*Exercise objective*
From the records, pick out and copy each line containing "photo".

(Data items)
────────────────────

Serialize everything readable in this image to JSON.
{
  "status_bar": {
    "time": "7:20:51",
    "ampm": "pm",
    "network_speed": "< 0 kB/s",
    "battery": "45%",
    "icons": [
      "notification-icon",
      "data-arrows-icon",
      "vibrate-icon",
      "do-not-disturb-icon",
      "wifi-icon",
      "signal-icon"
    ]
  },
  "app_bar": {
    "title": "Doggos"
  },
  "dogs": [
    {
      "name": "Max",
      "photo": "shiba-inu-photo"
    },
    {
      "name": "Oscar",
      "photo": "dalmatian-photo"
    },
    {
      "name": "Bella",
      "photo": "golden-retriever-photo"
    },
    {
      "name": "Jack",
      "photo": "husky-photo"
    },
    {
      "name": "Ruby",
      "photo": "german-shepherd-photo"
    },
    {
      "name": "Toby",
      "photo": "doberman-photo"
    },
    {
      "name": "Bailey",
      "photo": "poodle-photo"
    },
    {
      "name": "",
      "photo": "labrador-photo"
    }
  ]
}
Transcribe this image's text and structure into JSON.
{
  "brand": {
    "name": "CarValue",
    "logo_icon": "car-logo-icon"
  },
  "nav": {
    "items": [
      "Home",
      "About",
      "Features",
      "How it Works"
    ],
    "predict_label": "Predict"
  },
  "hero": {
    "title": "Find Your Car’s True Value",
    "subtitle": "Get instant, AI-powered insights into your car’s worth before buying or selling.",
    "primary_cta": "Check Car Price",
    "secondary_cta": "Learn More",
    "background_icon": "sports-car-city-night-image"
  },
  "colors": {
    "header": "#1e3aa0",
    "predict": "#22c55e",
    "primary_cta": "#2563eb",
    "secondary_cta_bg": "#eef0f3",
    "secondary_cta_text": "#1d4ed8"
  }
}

────────────────────

*Exercise output*
      "photo": "shiba-inu-photo"
      "photo": "dalmatian-photo"
      "photo": "golden-retriever-photo"
      "photo": "husky-photo"
      "photo": "german-shepherd-photo"
      "photo": "doberman-photo"
      "photo": "poodle-photo"
      "photo": "labrador-photo"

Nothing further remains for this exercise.